**Work required**
Where does the string "bundled" appear in the records? Copy every line that contains it.

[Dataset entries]
============

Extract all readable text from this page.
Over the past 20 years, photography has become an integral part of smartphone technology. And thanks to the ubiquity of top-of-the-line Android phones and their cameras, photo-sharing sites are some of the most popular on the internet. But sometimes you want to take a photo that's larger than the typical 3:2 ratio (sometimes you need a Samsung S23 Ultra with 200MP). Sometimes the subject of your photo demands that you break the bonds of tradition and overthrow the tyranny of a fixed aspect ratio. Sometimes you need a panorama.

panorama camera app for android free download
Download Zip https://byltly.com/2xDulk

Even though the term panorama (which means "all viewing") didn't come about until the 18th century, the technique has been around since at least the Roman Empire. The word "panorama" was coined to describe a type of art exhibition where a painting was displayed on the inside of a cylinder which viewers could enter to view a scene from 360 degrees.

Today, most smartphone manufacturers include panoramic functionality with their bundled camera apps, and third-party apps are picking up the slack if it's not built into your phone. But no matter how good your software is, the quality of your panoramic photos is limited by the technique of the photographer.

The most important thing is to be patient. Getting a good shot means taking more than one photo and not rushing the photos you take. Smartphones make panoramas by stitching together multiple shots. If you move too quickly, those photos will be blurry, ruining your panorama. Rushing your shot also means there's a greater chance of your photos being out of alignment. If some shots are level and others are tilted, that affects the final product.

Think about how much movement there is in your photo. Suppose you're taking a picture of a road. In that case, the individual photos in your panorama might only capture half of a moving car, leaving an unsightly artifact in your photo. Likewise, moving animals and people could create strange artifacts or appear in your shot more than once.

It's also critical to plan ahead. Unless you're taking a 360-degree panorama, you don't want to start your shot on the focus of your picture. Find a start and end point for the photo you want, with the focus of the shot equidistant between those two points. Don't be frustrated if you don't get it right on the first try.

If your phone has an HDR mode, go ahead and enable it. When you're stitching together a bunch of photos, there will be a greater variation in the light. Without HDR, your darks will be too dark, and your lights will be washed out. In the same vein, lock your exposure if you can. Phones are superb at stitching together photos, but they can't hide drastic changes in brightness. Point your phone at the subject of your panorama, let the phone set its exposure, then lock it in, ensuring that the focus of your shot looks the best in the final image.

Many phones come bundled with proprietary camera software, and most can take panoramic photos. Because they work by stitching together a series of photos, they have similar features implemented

============

**Expected output**
Today, most smartphone manufacturers include panoramic functionality with their bundled camera apps, and third-party apps are picking up the slack if it's not built into your phone. But no matter how good your software is, the quality of your panoramic photos is limited by the technique of the photographer.
Many phones come bundled with proprietary camera software, and most can take panoramic photos. Because they work by stitching together a series of photos, they have similar features implemented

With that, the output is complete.